_Brief_
How many lines in the dataset excerpt below contain the string "name"? Case counts; reply with the number alone.

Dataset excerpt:
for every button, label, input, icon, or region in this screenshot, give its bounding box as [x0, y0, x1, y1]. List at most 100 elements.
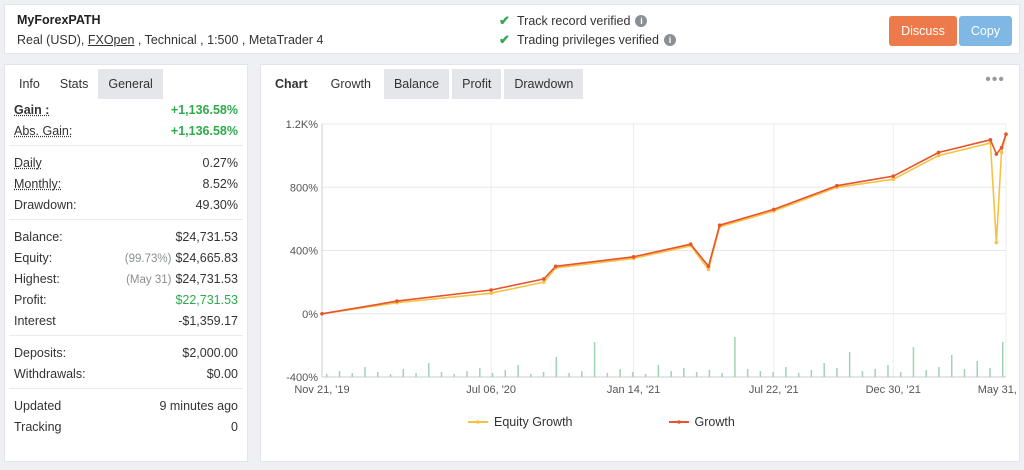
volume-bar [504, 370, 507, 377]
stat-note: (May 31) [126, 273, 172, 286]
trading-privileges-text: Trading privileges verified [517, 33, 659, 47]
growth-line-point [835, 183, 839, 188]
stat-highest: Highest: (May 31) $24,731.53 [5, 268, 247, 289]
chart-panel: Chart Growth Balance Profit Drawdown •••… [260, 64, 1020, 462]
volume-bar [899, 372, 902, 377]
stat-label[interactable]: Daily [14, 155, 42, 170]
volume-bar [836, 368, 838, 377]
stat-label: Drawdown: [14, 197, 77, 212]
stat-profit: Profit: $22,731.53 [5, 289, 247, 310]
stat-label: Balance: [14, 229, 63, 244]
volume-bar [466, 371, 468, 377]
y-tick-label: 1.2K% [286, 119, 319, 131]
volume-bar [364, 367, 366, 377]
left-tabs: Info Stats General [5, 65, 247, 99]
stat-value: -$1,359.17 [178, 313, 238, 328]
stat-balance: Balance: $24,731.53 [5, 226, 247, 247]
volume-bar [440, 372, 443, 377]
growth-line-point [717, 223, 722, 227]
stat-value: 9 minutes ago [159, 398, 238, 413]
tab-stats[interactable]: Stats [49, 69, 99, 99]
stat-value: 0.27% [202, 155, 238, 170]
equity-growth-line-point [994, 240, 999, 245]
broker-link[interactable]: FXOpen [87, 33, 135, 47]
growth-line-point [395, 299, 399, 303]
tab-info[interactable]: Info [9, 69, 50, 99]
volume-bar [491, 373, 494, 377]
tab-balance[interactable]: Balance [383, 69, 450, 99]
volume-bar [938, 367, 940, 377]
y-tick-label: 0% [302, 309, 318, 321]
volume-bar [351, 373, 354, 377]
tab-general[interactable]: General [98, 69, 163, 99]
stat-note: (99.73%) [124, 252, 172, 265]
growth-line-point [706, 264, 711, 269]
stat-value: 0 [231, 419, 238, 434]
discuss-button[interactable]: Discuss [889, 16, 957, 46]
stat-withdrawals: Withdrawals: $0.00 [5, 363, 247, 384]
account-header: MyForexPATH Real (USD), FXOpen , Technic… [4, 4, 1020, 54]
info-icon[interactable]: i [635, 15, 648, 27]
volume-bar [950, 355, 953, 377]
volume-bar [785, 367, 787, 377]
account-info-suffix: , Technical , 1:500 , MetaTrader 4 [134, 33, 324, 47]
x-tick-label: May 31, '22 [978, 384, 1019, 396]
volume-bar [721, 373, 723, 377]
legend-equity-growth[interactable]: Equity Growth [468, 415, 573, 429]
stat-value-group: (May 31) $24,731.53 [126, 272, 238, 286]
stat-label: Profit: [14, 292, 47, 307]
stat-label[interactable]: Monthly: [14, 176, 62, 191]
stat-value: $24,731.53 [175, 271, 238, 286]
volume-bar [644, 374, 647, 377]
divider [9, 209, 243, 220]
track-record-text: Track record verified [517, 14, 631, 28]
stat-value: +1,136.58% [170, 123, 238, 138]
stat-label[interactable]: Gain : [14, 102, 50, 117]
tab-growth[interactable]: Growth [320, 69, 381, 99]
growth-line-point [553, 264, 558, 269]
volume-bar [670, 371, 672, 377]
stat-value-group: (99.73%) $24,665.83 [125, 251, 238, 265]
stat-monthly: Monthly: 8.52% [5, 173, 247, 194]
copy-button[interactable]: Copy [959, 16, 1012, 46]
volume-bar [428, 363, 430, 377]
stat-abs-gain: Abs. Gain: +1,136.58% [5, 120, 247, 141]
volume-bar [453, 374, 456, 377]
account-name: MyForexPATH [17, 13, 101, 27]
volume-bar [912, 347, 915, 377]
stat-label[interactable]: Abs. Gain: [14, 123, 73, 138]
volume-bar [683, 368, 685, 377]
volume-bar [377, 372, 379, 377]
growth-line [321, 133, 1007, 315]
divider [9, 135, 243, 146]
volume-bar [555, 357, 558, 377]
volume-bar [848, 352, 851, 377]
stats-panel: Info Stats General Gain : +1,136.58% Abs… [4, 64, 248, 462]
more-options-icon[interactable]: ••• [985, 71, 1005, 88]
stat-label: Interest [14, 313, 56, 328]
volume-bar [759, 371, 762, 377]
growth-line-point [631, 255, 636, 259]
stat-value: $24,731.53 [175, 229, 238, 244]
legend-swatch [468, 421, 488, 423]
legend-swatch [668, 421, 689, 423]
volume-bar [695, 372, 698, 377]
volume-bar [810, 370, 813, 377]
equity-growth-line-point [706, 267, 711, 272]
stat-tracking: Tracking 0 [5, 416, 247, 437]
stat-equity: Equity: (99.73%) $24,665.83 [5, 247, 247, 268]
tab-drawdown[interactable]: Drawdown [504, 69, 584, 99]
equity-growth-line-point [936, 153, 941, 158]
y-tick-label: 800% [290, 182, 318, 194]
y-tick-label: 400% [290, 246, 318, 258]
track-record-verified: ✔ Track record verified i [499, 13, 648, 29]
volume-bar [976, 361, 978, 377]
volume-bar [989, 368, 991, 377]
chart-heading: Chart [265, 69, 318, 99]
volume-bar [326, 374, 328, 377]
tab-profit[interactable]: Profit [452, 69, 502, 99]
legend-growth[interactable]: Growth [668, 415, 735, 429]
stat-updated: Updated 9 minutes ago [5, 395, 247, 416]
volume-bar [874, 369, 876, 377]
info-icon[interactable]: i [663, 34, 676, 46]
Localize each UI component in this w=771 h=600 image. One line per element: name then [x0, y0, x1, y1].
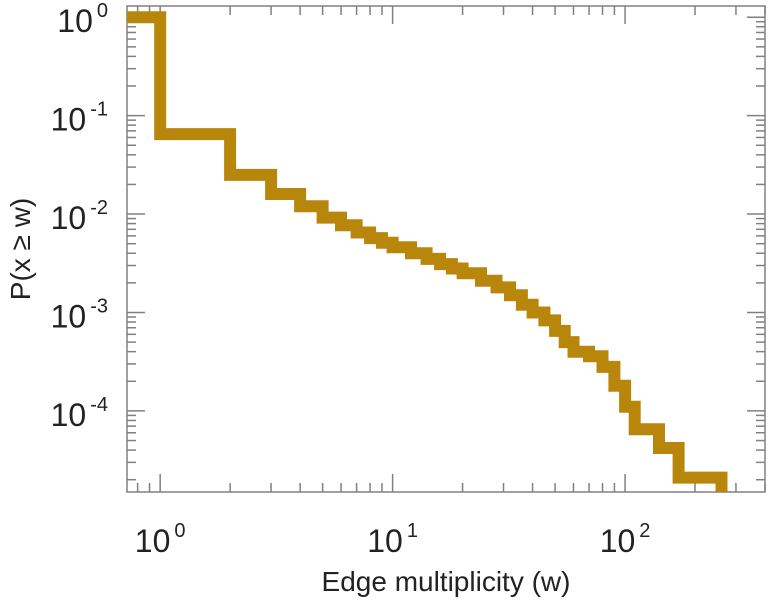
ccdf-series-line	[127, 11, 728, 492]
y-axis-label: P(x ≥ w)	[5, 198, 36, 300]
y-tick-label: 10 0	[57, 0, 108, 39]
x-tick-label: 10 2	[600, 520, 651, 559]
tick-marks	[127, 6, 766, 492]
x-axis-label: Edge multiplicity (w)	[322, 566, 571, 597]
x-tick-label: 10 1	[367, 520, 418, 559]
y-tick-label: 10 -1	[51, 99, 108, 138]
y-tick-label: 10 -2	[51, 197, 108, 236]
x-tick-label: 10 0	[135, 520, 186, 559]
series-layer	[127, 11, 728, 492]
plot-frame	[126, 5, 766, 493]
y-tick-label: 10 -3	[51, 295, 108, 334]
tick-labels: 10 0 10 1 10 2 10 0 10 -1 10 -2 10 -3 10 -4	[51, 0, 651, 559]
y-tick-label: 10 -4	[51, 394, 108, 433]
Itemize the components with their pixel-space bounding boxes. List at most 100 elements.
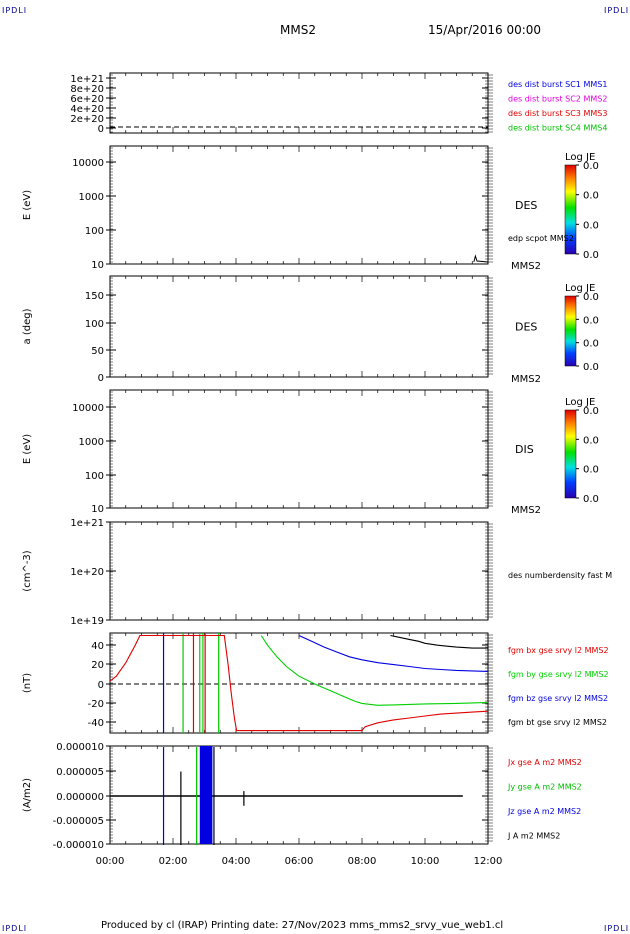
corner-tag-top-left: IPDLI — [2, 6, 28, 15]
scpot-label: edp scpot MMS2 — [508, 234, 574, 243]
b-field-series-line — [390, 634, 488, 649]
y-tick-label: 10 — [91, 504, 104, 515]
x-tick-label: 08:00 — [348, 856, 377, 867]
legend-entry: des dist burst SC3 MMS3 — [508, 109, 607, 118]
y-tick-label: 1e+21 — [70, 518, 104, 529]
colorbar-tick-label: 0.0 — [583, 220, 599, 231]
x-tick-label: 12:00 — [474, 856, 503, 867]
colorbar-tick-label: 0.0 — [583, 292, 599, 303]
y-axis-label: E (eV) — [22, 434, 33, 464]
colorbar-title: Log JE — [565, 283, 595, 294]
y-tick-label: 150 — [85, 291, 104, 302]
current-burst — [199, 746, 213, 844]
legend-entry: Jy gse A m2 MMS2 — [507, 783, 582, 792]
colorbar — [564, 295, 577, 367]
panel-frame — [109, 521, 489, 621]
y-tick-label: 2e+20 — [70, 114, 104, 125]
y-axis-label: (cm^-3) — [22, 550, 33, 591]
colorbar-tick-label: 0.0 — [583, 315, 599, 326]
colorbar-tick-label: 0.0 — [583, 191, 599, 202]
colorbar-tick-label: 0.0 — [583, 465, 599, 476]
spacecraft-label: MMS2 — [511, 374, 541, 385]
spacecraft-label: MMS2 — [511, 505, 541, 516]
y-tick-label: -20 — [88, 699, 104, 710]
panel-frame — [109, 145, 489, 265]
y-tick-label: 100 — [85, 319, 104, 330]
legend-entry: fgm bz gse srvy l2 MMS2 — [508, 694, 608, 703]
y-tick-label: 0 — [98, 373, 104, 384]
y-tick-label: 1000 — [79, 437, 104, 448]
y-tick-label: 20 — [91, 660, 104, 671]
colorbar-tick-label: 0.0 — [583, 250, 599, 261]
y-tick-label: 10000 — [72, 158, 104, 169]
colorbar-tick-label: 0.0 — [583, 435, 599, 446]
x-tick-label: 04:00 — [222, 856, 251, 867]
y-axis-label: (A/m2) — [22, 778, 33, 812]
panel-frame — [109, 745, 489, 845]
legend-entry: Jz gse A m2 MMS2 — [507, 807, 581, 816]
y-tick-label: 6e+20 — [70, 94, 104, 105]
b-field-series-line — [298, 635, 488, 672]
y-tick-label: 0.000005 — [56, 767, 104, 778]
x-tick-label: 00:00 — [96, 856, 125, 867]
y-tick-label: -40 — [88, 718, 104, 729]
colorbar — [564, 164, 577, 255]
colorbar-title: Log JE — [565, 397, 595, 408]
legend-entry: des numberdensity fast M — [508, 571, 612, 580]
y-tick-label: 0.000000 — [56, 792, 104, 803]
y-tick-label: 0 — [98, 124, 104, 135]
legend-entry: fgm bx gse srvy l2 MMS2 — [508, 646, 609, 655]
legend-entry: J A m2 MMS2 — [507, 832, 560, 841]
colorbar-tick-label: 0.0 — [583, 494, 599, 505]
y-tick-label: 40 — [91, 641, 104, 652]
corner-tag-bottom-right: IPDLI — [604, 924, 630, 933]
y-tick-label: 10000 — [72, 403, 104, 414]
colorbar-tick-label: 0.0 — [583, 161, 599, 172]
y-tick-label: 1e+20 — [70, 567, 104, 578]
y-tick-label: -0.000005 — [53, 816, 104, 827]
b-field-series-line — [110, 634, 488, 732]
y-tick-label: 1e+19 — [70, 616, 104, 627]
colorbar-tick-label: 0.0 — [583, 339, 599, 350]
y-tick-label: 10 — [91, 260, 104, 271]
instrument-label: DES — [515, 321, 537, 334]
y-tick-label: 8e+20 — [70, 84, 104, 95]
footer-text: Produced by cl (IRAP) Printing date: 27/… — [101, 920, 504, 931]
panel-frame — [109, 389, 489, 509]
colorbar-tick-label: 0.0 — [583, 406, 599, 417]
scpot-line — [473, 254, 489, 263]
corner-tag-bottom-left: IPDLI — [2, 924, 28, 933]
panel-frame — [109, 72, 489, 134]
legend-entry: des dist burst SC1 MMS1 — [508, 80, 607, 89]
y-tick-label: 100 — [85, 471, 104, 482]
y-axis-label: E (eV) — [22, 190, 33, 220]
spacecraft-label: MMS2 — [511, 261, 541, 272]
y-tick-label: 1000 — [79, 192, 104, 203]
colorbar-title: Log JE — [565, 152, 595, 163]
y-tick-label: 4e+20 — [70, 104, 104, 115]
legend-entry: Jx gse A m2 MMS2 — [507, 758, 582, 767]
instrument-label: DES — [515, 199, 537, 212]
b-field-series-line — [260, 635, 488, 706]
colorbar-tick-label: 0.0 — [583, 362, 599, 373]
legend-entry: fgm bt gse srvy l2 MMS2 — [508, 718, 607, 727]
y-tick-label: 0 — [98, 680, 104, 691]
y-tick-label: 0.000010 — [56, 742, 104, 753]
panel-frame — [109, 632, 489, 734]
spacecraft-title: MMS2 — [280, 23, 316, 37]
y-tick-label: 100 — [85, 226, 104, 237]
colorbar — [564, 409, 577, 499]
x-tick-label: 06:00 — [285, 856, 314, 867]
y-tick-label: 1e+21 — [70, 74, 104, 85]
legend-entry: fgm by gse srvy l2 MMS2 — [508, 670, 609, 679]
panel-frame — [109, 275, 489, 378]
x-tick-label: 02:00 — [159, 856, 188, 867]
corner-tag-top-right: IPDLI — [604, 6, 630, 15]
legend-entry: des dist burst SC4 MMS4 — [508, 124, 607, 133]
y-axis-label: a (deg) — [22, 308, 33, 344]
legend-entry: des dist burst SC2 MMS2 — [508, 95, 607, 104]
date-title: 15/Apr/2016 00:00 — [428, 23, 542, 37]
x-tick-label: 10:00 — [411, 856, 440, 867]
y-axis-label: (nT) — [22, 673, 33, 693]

_Finished task_
2